··· RECORDS TO USE ···
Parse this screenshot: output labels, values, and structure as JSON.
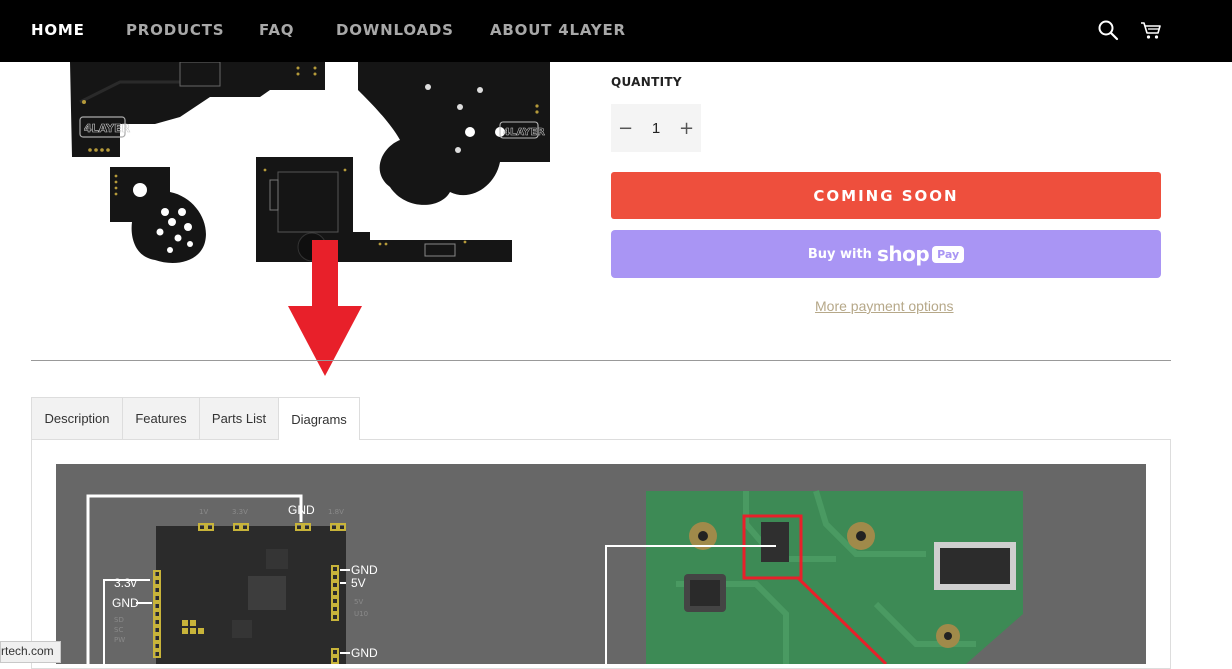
{
  "nav": {
    "items": [
      {
        "label": "HOME",
        "active": true
      },
      {
        "label": "PRODUCTS",
        "active": false
      },
      {
        "label": "FAQ",
        "active": false
      },
      {
        "label": "DOWNLOADS",
        "active": false
      },
      {
        "label": "ABOUT 4LAYER",
        "active": false
      }
    ],
    "icons": [
      "search-icon",
      "cart-icon"
    ]
  },
  "product": {
    "quantity_label": "QUANTITY",
    "quantity_value": "1",
    "minus_label": "−",
    "plus_label": "+",
    "coming_soon_label": "COMING SOON",
    "shop_pay": {
      "buy_label": "Buy with",
      "shop_label": "shop",
      "pay_label": "Pay"
    },
    "more_payment_label": "More payment options",
    "logo_text": "4LAYER"
  },
  "tabs": [
    {
      "label": "Description",
      "active": false
    },
    {
      "label": "Features",
      "active": false
    },
    {
      "label": "Parts List",
      "active": false
    },
    {
      "label": "Diagrams",
      "active": true
    }
  ],
  "diagram": {
    "labels": {
      "gnd_top": "GND",
      "v33": "3.3v",
      "gnd_left": "GND",
      "gnd_right1": "GND",
      "v5": "5V",
      "gnd_right2": "GND"
    }
  },
  "status_bar": {
    "url": "rtech.com"
  },
  "colors": {
    "accent": "#ee4f3d",
    "shop_pay": "#a995f4",
    "nav_bg": "#000000",
    "link": "#b6a889",
    "arrow": "#e8202a"
  }
}
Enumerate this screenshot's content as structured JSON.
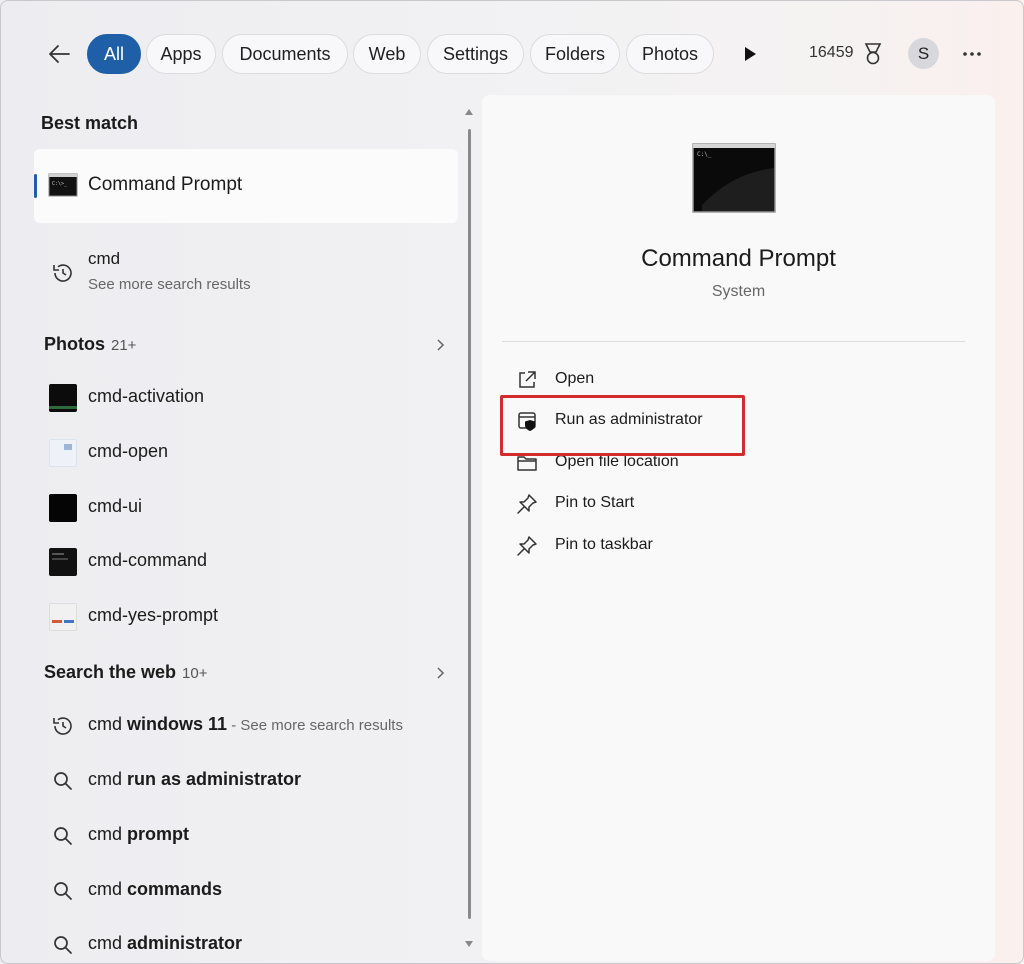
{
  "filters": {
    "tabs": [
      "All",
      "Apps",
      "Documents",
      "Web",
      "Settings",
      "Folders",
      "Photos"
    ],
    "active": "All"
  },
  "account": {
    "points": "16459",
    "avatar_initial": "S"
  },
  "best_match": {
    "heading": "Best match",
    "title": "Command Prompt"
  },
  "search_more": {
    "title": "cmd",
    "subtitle": "See more search results"
  },
  "photos": {
    "heading": "Photos",
    "count": "21+",
    "items": [
      "cmd-activation",
      "cmd-open",
      "cmd-ui",
      "cmd-command",
      "cmd-yes-prompt"
    ]
  },
  "web": {
    "heading": "Search the web",
    "count": "10+",
    "items": [
      {
        "prefix": "cmd ",
        "bold": "windows 11",
        "suffix": " - See more search results"
      },
      {
        "prefix": "cmd ",
        "bold": "run as administrator",
        "suffix": ""
      },
      {
        "prefix": "cmd ",
        "bold": "prompt",
        "suffix": ""
      },
      {
        "prefix": "cmd ",
        "bold": "commands",
        "suffix": ""
      },
      {
        "prefix": "cmd ",
        "bold": "administrator",
        "suffix": ""
      }
    ]
  },
  "detail": {
    "title": "Command Prompt",
    "subtitle": "System",
    "actions": [
      "Open",
      "Run as administrator",
      "Open file location",
      "Pin to Start",
      "Pin to taskbar"
    ]
  },
  "colors": {
    "accent": "#1f5fa8",
    "highlight": "#d32c2c"
  }
}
···
• **YOUR TASK**
Write out the data precisely as given, excluding the pictures.

• **ANSWER TO THE EXERCISE**
Parse this screenshot: output labels, values, and structure as JSON.
{
  "nav": {
    "items": [
      {
        "label": "HOME",
        "active": true
      },
      {
        "label": "PRODUCTS",
        "active": false
      },
      {
        "label": "FAQ",
        "active": false
      },
      {
        "label": "DOWNLOADS",
        "active": false
      },
      {
        "label": "ABOUT 4LAYER",
        "active": false
      }
    ],
    "icons": [
      "search-icon",
      "cart-icon"
    ]
  },
  "product": {
    "quantity_label": "QUANTITY",
    "quantity_value": "1",
    "minus_label": "−",
    "plus_label": "+",
    "coming_soon_label": "COMING SOON",
    "shop_pay": {
      "buy_label": "Buy with",
      "shop_label": "shop",
      "pay_label": "Pay"
    },
    "more_payment_label": "More payment options",
    "logo_text": "4LAYER"
  },
  "tabs": [
    {
      "label": "Description",
      "active": false
    },
    {
      "label": "Features",
      "active": false
    },
    {
      "label": "Parts List",
      "active": false
    },
    {
      "label": "Diagrams",
      "active": true
    }
  ],
  "diagram": {
    "labels": {
      "gnd_top": "GND",
      "v33": "3.3v",
      "gnd_left": "GND",
      "gnd_right1": "GND",
      "v5": "5V",
      "gnd_right2": "GND"
    }
  },
  "status_bar": {
    "url": "rtech.com"
  },
  "colors": {
    "accent": "#ee4f3d",
    "shop_pay": "#a995f4",
    "nav_bg": "#000000",
    "link": "#b6a889",
    "arrow": "#e8202a"
  }
}
Enumerate this screenshot's content as structured JSON.
{
  "filters": {
    "tabs": [
      "All",
      "Apps",
      "Documents",
      "Web",
      "Settings",
      "Folders",
      "Photos"
    ],
    "active": "All"
  },
  "account": {
    "points": "16459",
    "avatar_initial": "S"
  },
  "best_match": {
    "heading": "Best match",
    "title": "Command Prompt"
  },
  "search_more": {
    "title": "cmd",
    "subtitle": "See more search results"
  },
  "photos": {
    "heading": "Photos",
    "count": "21+",
    "items": [
      "cmd-activation",
      "cmd-open",
      "cmd-ui",
      "cmd-command",
      "cmd-yes-prompt"
    ]
  },
  "web": {
    "heading": "Search the web",
    "count": "10+",
    "items": [
      {
        "prefix": "cmd ",
        "bold": "windows 11",
        "suffix": " - See more search results"
      },
      {
        "prefix": "cmd ",
        "bold": "run as administrator",
        "suffix": ""
      },
      {
        "prefix": "cmd ",
        "bold": "prompt",
        "suffix": ""
      },
      {
        "prefix": "cmd ",
        "bold": "commands",
        "suffix": ""
      },
      {
        "prefix": "cmd ",
        "bold": "administrator",
        "suffix": ""
      }
    ]
  },
  "detail": {
    "title": "Command Prompt",
    "subtitle": "System",
    "actions": [
      "Open",
      "Run as administrator",
      "Open file location",
      "Pin to Start",
      "Pin to taskbar"
    ]
  },
  "colors": {
    "accent": "#1f5fa8",
    "highlight": "#d32c2c"
  }
}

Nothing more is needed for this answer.